> **Given data**:
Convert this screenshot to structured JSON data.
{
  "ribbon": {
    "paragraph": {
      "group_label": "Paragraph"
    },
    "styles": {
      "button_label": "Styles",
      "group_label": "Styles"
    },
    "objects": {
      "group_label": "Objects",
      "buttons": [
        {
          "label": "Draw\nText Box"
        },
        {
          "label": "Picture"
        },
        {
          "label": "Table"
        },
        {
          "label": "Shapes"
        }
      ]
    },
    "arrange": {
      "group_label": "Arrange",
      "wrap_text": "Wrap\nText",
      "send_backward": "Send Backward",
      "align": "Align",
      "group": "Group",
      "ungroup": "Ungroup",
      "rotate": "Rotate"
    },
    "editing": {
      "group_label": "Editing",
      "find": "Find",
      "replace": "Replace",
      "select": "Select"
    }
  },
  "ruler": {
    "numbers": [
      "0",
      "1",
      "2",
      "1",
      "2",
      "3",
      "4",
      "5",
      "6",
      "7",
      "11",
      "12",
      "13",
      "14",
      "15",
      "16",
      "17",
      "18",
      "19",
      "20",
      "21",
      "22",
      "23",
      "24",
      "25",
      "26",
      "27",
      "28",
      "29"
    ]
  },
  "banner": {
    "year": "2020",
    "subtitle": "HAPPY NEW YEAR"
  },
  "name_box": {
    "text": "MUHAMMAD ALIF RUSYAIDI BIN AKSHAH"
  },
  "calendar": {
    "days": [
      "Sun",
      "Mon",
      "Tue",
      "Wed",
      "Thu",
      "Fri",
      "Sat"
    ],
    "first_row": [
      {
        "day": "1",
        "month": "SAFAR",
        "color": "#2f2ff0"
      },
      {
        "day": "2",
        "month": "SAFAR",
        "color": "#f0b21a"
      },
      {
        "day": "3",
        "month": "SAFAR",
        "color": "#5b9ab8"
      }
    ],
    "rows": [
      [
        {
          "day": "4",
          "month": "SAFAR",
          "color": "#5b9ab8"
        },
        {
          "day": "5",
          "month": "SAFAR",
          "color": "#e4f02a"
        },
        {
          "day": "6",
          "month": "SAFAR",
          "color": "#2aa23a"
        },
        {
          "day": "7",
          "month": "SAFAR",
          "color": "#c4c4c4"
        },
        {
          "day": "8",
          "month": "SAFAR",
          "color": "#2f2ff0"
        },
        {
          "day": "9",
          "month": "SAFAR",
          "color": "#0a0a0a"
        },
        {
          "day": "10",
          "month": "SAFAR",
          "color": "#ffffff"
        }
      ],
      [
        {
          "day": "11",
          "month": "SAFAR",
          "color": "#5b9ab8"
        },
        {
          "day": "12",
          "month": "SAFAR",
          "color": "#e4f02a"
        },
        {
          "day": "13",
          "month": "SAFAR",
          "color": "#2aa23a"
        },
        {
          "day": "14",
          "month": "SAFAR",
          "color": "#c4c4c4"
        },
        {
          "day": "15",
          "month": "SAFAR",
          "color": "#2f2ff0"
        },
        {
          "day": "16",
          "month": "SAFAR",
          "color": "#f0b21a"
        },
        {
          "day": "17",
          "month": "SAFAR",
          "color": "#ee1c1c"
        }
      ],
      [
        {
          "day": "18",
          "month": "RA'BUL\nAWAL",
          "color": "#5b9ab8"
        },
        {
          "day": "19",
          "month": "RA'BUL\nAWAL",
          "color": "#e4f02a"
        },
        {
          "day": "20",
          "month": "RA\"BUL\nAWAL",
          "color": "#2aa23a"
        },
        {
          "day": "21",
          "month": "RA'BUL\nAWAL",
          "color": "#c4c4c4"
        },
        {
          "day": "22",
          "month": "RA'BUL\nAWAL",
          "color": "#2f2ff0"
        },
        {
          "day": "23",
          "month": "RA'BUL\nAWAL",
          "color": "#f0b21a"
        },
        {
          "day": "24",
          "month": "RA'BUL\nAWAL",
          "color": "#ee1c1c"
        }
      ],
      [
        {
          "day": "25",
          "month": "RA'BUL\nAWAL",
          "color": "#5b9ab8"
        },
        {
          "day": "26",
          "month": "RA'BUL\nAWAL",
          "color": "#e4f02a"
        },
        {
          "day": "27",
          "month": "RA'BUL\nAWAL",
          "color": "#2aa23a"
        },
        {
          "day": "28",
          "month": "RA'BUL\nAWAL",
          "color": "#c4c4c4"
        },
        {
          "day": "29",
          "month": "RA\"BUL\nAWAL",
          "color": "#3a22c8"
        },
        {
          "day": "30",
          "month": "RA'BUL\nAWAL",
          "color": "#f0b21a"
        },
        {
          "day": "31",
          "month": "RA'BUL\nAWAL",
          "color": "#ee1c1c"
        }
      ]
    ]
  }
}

> **Instructions for the task**:
Please set down the whole listing above without altering a single line.

> **Response to this task**:
Convert this screenshot to structured JSON data.
{
  "ribbon": {
    "paragraph": {
      "group_label": "Paragraph"
    },
    "styles": {
      "button_label": "Styles",
      "group_label": "Styles"
    },
    "objects": {
      "group_label": "Objects",
      "buttons": [
        {
          "label": "Draw\nText Box"
        },
        {
          "label": "Picture"
        },
        {
          "label": "Table"
        },
        {
          "label": "Shapes"
        }
      ]
    },
    "arrange": {
      "group_label": "Arrange",
      "wrap_text": "Wrap\nText",
      "send_backward": "Send Backward",
      "align": "Align",
      "group": "Group",
      "ungroup": "Ungroup",
      "rotate": "Rotate"
    },
    "editing": {
      "group_label": "Editing",
      "find": "Find",
      "replace": "Replace",
      "select": "Select"
    }
  },
  "ruler": {
    "numbers": [
      "0",
      "1",
      "2",
      "1",
      "2",
      "3",
      "4",
      "5",
      "6",
      "7",
      "11",
      "12",
      "13",
      "14",
      "15",
      "16",
      "17",
      "18",
      "19",
      "20",
      "21",
      "22",
      "23",
      "24",
      "25",
      "26",
      "27",
      "28",
      "29"
    ]
  },
  "banner": {
    "year": "2020",
    "subtitle": "HAPPY NEW YEAR"
  },
  "name_box": {
    "text": "MUHAMMAD ALIF RUSYAIDI BIN AKSHAH"
  },
  "calendar": {
    "days": [
      "Sun",
      "Mon",
      "Tue",
      "Wed",
      "Thu",
      "Fri",
      "Sat"
    ],
    "first_row": [
      {
        "day": "1",
        "month": "SAFAR",
        "color": "#2f2ff0"
      },
      {
        "day": "2",
        "month": "SAFAR",
        "color": "#f0b21a"
      },
      {
        "day": "3",
        "month": "SAFAR",
        "color": "#5b9ab8"
      }
    ],
    "rows": [
      [
        {
          "day": "4",
          "month": "SAFAR",
          "color": "#5b9ab8"
        },
        {
          "day": "5",
          "month": "SAFAR",
          "color": "#e4f02a"
        },
        {
          "day": "6",
          "month": "SAFAR",
          "color": "#2aa23a"
        },
        {
          "day": "7",
          "month": "SAFAR",
          "color": "#c4c4c4"
        },
        {
          "day": "8",
          "month": "SAFAR",
          "color": "#2f2ff0"
        },
        {
          "day": "9",
          "month": "SAFAR",
          "color": "#0a0a0a"
        },
        {
          "day": "10",
          "month": "SAFAR",
          "color": "#ffffff"
        }
      ],
      [
        {
          "day": "11",
          "month": "SAFAR",
          "color": "#5b9ab8"
        },
        {
          "day": "12",
          "month": "SAFAR",
          "color": "#e4f02a"
        },
        {
          "day": "13",
          "month": "SAFAR",
          "color": "#2aa23a"
        },
        {
          "day": "14",
          "month": "SAFAR",
          "color": "#c4c4c4"
        },
        {
          "day": "15",
          "month": "SAFAR",
          "color": "#2f2ff0"
        },
        {
          "day": "16",
          "month": "SAFAR",
          "color": "#f0b21a"
        },
        {
          "day": "17",
          "month": "SAFAR",
          "color": "#ee1c1c"
        }
      ],
      [
        {
          "day": "18",
          "month": "RA'BUL\nAWAL",
          "color": "#5b9ab8"
        },
        {
          "day": "19",
          "month": "RA'BUL\nAWAL",
          "color": "#e4f02a"
        },
        {
          "day": "20",
          "month": "RA\"BUL\nAWAL",
          "color": "#2aa23a"
        },
        {
          "day": "21",
          "month": "RA'BUL\nAWAL",
          "color": "#c4c4c4"
        },
        {
          "day": "22",
          "month": "RA'BUL\nAWAL",
          "color": "#2f2ff0"
        },
        {
          "day": "23",
          "month": "RA'BUL\nAWAL",
          "color": "#f0b21a"
        },
        {
          "day": "24",
          "month": "RA'BUL\nAWAL",
          "color": "#ee1c1c"
        }
      ],
      [
        {
          "day": "25",
          "month": "RA'BUL\nAWAL",
          "color": "#5b9ab8"
        },
        {
          "day": "26",
          "month": "RA'BUL\nAWAL",
          "color": "#e4f02a"
        },
        {
          "day": "27",
          "month": "RA'BUL\nAWAL",
          "color": "#2aa23a"
        },
        {
          "day": "28",
          "month": "RA'BUL\nAWAL",
          "color": "#c4c4c4"
        },
        {
          "day": "29",
          "month": "RA\"BUL\nAWAL",
          "color": "#3a22c8"
        },
        {
          "day": "30",
          "month": "RA'BUL\nAWAL",
          "color": "#f0b21a"
        },
        {
          "day": "31",
          "month": "RA'BUL\nAWAL",
          "color": "#ee1c1c"
        }
      ]
    ]
  }
}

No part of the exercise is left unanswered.